:: Exercise aim ::
Work out the number of lines containing "name". Give that number alone.

— Start of Data lines —

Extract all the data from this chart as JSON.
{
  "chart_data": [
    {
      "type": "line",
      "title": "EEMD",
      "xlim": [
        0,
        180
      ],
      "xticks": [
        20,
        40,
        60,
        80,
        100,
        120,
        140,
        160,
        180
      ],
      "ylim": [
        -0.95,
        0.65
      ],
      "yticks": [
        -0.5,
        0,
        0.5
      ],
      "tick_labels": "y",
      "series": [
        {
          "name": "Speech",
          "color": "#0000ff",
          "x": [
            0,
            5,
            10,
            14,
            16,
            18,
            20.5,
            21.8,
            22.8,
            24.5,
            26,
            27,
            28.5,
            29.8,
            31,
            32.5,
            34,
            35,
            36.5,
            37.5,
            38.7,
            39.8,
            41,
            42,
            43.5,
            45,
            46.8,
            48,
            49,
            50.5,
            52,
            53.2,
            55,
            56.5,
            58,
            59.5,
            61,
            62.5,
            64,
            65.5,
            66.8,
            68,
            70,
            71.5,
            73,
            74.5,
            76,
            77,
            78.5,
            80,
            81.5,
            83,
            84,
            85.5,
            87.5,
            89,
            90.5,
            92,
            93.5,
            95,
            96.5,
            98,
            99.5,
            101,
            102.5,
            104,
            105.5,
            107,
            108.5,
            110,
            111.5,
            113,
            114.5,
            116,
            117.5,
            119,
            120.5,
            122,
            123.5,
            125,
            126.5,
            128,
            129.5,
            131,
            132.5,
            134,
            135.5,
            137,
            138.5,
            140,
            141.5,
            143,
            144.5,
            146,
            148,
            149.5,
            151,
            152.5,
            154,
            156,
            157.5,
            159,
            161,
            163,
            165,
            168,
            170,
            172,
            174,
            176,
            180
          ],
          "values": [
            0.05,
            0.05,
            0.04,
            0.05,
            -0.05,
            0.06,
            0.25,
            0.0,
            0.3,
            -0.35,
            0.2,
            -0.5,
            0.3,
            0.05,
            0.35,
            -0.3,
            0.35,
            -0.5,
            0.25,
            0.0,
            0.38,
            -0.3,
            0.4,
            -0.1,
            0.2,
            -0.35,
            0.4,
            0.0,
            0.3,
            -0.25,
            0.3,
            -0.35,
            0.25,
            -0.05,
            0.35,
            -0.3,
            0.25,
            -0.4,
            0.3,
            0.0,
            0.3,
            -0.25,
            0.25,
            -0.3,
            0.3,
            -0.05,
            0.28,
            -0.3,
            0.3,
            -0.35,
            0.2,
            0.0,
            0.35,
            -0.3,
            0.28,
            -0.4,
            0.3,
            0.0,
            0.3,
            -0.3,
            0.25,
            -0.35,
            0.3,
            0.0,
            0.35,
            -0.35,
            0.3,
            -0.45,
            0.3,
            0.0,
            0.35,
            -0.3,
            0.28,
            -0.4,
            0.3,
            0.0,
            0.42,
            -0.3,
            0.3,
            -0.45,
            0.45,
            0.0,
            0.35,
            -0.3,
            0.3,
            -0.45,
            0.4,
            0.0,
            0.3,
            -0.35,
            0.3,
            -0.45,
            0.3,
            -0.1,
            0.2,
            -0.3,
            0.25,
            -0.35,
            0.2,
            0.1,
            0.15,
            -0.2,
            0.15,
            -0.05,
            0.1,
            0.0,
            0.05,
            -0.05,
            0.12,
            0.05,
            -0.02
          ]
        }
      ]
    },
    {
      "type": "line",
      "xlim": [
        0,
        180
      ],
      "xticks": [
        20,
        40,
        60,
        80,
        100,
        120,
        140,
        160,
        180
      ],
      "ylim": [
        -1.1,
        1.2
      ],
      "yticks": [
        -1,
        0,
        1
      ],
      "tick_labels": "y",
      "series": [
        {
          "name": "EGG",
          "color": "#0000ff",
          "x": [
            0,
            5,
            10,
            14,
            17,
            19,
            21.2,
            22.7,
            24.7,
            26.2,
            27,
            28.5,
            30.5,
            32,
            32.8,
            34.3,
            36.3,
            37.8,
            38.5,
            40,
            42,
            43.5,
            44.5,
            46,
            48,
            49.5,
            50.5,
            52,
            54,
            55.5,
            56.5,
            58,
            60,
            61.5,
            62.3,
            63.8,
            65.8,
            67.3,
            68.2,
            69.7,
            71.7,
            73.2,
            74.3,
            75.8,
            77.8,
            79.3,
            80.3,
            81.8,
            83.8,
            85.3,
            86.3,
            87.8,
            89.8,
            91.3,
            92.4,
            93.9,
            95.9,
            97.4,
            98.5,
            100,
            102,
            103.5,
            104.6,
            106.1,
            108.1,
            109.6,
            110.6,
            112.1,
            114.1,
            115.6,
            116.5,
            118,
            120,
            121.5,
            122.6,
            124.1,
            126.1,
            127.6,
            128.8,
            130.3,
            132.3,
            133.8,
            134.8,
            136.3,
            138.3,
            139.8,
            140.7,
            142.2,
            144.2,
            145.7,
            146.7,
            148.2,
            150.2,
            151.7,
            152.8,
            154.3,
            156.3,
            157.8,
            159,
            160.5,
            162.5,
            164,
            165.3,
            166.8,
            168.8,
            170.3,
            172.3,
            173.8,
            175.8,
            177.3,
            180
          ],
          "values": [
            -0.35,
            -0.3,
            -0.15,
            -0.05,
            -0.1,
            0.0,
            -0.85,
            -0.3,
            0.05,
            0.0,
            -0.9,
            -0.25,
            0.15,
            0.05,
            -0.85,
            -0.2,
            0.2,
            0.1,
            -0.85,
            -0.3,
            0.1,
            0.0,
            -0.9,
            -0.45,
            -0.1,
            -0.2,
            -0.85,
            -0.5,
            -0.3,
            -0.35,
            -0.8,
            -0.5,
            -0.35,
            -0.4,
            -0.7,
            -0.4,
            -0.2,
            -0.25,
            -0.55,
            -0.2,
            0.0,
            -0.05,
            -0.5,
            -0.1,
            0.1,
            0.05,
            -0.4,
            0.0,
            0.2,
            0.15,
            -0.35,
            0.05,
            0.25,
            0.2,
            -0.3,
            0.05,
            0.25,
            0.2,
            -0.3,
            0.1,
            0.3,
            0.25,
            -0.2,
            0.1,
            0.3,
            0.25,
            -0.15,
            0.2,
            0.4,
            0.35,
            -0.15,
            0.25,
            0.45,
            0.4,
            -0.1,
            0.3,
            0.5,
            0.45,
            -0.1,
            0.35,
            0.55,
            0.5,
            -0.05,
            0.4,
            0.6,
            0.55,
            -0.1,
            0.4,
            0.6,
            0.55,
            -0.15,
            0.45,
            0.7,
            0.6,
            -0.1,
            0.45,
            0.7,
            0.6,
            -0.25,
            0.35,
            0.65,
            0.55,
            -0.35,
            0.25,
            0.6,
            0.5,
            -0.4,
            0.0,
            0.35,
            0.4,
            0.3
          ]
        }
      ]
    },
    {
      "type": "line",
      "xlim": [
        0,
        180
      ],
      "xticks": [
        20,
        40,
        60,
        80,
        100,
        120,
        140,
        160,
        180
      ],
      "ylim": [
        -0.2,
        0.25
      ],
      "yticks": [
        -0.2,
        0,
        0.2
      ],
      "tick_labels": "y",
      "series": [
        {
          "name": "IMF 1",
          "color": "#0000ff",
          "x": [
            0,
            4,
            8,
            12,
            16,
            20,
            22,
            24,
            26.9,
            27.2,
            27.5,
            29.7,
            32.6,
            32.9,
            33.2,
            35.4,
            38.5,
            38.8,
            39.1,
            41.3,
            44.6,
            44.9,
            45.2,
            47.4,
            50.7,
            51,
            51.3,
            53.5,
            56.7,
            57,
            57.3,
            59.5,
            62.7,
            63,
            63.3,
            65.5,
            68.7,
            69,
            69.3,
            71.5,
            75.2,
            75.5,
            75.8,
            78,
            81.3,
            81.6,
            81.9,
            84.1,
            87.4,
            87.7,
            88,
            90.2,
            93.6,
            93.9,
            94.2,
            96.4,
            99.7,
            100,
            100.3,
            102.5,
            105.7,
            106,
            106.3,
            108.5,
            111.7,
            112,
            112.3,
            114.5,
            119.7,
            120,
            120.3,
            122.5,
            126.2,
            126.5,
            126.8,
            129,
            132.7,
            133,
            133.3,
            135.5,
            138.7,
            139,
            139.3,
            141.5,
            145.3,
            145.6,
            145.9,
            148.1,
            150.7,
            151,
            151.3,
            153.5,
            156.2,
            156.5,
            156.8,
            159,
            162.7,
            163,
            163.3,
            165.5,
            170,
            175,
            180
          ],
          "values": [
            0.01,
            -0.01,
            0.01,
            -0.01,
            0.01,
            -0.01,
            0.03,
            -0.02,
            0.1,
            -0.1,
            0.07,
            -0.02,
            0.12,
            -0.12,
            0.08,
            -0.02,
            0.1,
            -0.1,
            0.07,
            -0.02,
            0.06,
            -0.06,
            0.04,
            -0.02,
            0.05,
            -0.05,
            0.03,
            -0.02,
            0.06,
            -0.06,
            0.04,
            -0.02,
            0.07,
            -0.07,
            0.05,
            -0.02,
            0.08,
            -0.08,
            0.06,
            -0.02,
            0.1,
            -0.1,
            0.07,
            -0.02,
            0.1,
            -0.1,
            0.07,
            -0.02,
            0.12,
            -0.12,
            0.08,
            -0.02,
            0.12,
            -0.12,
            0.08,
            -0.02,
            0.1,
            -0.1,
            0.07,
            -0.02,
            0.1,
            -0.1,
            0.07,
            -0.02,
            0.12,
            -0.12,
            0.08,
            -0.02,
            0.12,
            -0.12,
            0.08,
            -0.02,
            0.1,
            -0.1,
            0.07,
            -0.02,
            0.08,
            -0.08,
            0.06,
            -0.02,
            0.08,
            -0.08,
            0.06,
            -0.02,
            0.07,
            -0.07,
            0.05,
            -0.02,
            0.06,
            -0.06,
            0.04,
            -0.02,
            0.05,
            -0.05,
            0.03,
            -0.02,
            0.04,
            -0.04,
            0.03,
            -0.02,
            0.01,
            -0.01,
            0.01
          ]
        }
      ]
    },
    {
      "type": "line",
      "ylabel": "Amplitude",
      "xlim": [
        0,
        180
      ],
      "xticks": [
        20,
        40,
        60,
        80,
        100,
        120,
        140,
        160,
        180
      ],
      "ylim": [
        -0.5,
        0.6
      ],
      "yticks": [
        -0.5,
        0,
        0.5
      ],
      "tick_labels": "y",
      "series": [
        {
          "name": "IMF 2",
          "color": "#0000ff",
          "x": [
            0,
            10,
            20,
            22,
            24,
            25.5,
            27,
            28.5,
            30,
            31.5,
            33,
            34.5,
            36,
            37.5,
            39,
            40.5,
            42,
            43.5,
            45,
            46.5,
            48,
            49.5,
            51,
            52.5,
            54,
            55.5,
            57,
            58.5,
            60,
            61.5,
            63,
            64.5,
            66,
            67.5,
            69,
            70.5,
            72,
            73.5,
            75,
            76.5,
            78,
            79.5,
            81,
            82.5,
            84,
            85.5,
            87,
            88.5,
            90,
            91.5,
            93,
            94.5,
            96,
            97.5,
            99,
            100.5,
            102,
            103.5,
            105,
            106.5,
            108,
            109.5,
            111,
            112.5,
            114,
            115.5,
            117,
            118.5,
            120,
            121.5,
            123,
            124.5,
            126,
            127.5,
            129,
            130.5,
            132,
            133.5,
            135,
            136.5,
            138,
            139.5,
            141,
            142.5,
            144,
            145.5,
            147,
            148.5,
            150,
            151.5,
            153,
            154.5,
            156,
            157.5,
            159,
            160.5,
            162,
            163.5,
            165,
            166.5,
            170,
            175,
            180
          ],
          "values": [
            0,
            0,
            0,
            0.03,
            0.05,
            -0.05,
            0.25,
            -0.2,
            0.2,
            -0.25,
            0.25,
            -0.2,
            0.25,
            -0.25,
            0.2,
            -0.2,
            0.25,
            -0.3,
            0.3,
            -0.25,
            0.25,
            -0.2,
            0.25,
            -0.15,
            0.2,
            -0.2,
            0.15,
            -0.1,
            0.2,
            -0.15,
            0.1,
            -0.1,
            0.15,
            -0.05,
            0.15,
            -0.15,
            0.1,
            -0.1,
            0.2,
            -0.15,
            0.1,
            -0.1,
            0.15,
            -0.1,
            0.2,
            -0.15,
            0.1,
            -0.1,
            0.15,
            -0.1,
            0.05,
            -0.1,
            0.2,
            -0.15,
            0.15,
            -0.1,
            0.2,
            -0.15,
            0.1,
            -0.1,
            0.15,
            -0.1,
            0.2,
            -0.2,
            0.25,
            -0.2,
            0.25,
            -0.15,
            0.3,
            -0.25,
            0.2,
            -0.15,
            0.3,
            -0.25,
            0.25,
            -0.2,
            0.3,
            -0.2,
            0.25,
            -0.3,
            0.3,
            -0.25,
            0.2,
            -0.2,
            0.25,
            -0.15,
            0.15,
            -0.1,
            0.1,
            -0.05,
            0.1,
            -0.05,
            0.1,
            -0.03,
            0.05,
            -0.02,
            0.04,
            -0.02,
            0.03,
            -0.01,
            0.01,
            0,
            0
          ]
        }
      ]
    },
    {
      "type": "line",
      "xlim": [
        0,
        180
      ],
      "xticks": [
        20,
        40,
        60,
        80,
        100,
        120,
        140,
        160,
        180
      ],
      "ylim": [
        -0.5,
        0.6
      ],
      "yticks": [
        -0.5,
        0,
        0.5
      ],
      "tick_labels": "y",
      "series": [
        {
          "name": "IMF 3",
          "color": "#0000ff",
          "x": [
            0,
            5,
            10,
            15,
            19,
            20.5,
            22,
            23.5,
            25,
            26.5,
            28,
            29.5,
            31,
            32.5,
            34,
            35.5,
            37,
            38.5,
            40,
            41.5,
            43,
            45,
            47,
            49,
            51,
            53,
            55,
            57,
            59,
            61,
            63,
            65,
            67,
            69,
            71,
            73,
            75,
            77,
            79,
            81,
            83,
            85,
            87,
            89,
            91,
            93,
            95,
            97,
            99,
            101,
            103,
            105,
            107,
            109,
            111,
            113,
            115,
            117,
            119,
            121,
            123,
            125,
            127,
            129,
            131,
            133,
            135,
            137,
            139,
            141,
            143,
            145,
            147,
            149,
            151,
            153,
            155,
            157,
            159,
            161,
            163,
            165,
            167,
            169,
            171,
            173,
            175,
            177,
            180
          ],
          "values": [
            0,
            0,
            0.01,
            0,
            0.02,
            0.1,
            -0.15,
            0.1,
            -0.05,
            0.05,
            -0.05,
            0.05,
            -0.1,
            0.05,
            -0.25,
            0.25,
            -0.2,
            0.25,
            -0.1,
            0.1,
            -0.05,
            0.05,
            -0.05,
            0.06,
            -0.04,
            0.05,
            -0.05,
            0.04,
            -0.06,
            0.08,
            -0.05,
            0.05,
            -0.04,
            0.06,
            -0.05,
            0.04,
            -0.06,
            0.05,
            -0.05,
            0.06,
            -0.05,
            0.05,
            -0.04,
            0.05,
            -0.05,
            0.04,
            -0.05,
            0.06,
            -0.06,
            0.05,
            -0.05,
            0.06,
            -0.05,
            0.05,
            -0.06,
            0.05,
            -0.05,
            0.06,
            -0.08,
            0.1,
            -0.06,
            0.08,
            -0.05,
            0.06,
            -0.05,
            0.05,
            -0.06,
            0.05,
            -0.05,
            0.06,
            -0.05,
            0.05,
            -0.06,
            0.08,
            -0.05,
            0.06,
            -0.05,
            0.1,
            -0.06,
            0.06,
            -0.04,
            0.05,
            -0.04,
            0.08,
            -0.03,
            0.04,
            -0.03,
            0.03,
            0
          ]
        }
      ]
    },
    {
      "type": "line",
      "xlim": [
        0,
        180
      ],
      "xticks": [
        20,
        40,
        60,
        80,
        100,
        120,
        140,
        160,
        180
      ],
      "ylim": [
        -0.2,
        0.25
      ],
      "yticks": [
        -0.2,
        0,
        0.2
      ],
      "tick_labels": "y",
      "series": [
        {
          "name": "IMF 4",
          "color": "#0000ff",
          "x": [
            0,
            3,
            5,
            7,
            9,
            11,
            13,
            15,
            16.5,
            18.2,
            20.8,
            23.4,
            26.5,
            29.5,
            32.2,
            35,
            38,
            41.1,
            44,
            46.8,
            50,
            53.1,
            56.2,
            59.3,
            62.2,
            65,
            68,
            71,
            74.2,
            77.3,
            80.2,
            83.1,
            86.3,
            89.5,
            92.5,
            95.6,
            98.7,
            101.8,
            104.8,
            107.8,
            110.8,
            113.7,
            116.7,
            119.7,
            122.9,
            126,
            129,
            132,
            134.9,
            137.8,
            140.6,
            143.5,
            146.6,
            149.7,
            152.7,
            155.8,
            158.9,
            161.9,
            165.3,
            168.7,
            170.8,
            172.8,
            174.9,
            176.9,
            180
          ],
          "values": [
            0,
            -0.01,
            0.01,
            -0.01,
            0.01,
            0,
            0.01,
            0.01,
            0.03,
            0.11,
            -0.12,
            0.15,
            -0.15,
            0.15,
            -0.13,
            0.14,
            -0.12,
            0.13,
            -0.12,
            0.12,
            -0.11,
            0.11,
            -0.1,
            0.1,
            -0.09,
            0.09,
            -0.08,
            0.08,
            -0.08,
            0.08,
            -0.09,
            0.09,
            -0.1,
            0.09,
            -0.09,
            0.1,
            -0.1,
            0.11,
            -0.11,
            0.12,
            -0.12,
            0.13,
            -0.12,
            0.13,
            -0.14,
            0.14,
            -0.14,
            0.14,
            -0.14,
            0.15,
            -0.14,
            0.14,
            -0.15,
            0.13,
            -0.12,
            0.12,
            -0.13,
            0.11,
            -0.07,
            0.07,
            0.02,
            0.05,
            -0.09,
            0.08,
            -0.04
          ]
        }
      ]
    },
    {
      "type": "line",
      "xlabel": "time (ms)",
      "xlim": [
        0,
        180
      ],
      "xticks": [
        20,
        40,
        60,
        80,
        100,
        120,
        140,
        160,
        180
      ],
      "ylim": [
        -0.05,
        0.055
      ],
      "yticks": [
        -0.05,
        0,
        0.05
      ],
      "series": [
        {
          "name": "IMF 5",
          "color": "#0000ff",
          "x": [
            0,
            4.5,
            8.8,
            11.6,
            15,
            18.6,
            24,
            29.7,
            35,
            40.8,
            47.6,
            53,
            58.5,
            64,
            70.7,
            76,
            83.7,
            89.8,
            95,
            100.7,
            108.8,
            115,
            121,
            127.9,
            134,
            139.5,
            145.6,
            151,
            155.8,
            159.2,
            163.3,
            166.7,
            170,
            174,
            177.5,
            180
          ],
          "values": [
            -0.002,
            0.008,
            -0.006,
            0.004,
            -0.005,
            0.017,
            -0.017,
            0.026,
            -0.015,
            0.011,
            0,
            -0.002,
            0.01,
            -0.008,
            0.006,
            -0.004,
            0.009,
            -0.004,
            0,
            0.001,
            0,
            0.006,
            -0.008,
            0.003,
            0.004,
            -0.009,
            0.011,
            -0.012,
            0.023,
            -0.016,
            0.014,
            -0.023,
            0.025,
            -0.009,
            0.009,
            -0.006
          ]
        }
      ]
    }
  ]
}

— End of Data lines —

:: Result of the exercise ::
7